---------- Datos a usar

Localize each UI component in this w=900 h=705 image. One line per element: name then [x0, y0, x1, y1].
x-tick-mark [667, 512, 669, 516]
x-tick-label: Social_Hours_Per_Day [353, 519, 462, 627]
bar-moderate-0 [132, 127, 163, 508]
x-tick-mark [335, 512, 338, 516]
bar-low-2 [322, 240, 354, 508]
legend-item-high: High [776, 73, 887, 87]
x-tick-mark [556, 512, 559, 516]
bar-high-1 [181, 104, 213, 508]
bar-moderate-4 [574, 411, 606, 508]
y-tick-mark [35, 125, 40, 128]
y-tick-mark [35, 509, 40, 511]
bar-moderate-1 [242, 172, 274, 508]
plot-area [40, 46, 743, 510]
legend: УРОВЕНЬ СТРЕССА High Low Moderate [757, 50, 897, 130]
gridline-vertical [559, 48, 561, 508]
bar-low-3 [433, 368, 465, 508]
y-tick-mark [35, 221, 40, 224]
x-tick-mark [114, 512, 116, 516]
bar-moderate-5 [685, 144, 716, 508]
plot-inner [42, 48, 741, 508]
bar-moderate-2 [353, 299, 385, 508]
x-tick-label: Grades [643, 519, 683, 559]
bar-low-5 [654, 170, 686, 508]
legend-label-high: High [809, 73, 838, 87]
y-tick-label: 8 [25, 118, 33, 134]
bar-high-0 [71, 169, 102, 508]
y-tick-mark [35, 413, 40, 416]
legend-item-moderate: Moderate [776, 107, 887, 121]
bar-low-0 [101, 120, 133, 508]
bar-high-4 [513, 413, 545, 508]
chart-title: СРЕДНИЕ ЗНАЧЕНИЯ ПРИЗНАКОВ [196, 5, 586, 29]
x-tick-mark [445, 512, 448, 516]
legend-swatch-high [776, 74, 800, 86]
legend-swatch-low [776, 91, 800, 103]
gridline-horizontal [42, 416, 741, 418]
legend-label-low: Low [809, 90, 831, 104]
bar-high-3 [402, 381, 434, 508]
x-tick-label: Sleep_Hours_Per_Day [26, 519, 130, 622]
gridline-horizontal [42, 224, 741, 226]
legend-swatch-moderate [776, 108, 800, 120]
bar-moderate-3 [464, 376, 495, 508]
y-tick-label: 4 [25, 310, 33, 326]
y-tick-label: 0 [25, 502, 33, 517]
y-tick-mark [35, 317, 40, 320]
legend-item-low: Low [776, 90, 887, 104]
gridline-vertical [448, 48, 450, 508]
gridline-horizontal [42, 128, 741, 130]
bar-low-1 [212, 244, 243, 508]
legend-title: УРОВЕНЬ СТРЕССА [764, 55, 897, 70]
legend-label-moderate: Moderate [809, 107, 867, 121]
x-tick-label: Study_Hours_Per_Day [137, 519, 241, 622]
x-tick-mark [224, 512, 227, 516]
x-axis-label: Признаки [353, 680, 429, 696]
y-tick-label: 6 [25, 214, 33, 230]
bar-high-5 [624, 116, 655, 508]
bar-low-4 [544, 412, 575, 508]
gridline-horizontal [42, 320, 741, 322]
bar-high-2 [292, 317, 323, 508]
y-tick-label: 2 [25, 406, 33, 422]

--------------------

## En qué consiste
¿Puedes convertir todas las líneas de los ítems de arriba en una lista numerada, sin incluir las líneas en blanco?

## Resultado correcto
1. Localize each UI component in this w=900 h=705 image. One line per element: name then [x0, y0, x1, y1].
2. x-tick-mark [667, 512, 669, 516]
3. x-tick-label: Social_Hours_Per_Day [353, 519, 462, 627]
4. bar-moderate-0 [132, 127, 163, 508]
5. x-tick-mark [335, 512, 338, 516]
6. bar-low-2 [322, 240, 354, 508]
7. legend-item-high: High [776, 73, 887, 87]
8. x-tick-mark [556, 512, 559, 516]
9. bar-high-1 [181, 104, 213, 508]
10. bar-moderate-4 [574, 411, 606, 508]
11. y-tick-mark [35, 125, 40, 128]
12. y-tick-mark [35, 509, 40, 511]
13. bar-moderate-1 [242, 172, 274, 508]
14. plot-area [40, 46, 743, 510]
15. legend: УРОВЕНЬ СТРЕССА High Low Moderate [757, 50, 897, 130]
16. gridline-vertical [559, 48, 561, 508]
17. bar-low-3 [433, 368, 465, 508]
18. y-tick-mark [35, 221, 40, 224]
19. x-tick-mark [114, 512, 116, 516]
20. bar-moderate-5 [685, 144, 716, 508]
21. plot-inner [42, 48, 741, 508]
22. bar-moderate-2 [353, 299, 385, 508]
23. x-tick-label: Grades [643, 519, 683, 559]
24. bar-low-5 [654, 170, 686, 508]
25. legend-label-high: High [809, 73, 838, 87]
26. y-tick-label: 8 [25, 118, 33, 134]
27. bar-high-0 [71, 169, 102, 508]
28. y-tick-mark [35, 413, 40, 416]
29. legend-item-moderate: Moderate [776, 107, 887, 121]
30. bar-low-0 [101, 120, 133, 508]
31. bar-high-4 [513, 413, 545, 508]
32. chart-title: СРЕДНИЕ ЗНАЧЕНИЯ ПРИЗНАКОВ [196, 5, 586, 29]
33. x-tick-mark [445, 512, 448, 516]
34. legend-swatch-high [776, 74, 800, 86]
35. legend-swatch-low [776, 91, 800, 103]
36. gridline-horizontal [42, 416, 741, 418]
37. legend-label-low: Low [809, 90, 831, 104]
38. bar-high-3 [402, 381, 434, 508]
39. x-tick-label: Sleep_Hours_Per_Day [26, 519, 130, 622]
40. gridline-horizontal [42, 224, 741, 226]
41. legend-swatch-moderate [776, 108, 800, 120]
42. bar-moderate-3 [464, 376, 495, 508]
43. y-tick-label: 4 [25, 310, 33, 326]
44. y-tick-label: 0 [25, 502, 33, 517]
45. y-tick-mark [35, 317, 40, 320]
46. legend-item-low: Low [776, 90, 887, 104]
47. gridline-vertical [448, 48, 450, 508]
48. gridline-horizontal [42, 128, 741, 130]
49. bar-low-1 [212, 244, 243, 508]
50. legend-title: УРОВЕНЬ СТРЕССА [764, 55, 897, 70]
51. legend-label-moderate: Moderate [809, 107, 867, 121]
52. x-tick-label: Study_Hours_Per_Day [137, 519, 241, 622]
53. x-tick-mark [224, 512, 227, 516]
54. x-axis-label: Признаки [353, 680, 429, 696]
55. y-tick-label: 6 [25, 214, 33, 230]
56. bar-high-5 [624, 116, 655, 508]
57. bar-low-4 [544, 412, 575, 508]
58. gridline-horizontal [42, 320, 741, 322]
59. bar-high-2 [292, 317, 323, 508]
60. y-tick-label: 2 [25, 406, 33, 422]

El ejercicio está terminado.